#### Text extract

>> Start

This template is much more memorable, but it is unclear how customizable it is. Unlike BDC’s simple template, you must have a Qwilr subscription to use this template (though a free trial is available). And this template obviously prefers the visual over the written, making the economy of words even more imperative.

Proposify

Proposify‘s templates look like a true eBook, extremely professional-looking and navigable. The combination of online and highly stylized may result in a “heavy” document, slower to load on poor Internet connections.

Like Qwilr, Proposify requires a subscription to use their templates but also offers a free trial. The templates are 100% customizable, which can be a blessing or a curse, depending on the skill level of your staff (there is little point paying for a visually stunning proposal template if your team cannot take advantage of it).

Lucidpress

Lucidpress offers hundreds of templates for sales proposals and more. The drag-and-drop interface makes this a more approachable design option for beginners, and you can include what sections you like. While they do offer a free option, it is limited to three documents, each a max of three pages, and with no access to premium templates. This would limit the amount of space available for text using free accounts.

>> End

#### Dataset entries
>> Start

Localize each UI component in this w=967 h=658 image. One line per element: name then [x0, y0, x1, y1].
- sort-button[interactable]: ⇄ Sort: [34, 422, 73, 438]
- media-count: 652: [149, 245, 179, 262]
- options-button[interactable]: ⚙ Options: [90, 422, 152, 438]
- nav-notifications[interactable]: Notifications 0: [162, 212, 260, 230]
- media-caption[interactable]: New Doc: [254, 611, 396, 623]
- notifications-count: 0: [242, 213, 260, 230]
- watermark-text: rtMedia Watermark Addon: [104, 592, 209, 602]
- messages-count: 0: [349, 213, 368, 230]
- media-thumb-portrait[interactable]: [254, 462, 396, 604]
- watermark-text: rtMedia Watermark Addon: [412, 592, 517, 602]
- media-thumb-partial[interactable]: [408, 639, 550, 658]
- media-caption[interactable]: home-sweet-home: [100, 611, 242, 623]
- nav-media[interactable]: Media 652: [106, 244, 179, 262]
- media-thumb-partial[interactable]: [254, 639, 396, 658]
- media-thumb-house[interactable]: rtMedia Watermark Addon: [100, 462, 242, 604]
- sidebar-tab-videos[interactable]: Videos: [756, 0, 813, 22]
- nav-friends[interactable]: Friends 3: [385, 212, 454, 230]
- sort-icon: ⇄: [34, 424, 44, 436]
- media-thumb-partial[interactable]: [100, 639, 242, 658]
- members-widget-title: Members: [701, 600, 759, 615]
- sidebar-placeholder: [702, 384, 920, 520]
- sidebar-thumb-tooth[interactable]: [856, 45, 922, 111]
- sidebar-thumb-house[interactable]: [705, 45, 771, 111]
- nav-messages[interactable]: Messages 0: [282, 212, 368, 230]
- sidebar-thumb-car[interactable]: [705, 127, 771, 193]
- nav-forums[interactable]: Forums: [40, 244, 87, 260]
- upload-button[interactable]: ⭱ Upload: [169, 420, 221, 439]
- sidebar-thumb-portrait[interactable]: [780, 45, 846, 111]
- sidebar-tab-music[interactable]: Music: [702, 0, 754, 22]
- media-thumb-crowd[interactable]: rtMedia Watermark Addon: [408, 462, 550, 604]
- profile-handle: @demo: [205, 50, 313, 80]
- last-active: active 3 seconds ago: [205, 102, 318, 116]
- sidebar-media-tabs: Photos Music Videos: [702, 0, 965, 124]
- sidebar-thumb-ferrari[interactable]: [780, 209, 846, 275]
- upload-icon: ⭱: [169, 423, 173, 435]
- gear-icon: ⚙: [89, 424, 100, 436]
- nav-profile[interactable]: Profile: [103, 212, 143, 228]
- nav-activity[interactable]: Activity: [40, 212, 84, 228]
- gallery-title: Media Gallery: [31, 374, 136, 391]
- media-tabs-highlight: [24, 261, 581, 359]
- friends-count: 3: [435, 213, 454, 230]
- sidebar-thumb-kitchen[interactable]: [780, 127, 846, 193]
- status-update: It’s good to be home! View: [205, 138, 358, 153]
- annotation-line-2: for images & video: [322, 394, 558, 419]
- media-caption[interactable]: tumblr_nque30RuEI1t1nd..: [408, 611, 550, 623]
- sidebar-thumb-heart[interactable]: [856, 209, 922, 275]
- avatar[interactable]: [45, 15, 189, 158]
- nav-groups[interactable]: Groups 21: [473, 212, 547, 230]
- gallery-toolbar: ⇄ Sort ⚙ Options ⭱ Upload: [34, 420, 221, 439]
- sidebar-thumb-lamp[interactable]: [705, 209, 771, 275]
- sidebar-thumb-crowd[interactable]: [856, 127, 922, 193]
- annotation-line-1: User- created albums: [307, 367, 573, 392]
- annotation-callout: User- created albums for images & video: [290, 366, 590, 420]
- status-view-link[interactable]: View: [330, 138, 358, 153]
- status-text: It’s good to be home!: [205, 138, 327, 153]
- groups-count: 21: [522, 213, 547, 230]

>> End

Decide whether each statement agrees with the text on proposal templates, and support each yes or no with the deciding words quoted from it: (a) Proposify's templates can be fully customized. (b) The free Lucidpress option allows up to five documents. (c) Using the Qwilr template requires a subscription, though a free trial exists. The items have no connection to the text on proposal templates.

#### Written solution
(a) Yes: "The templates are 100% customizable"
(b) No: "it is limited to three documents, each a max of three pages"
(c) Yes: "you must have a Qwilr subscription to use this template (though a free trial is available)"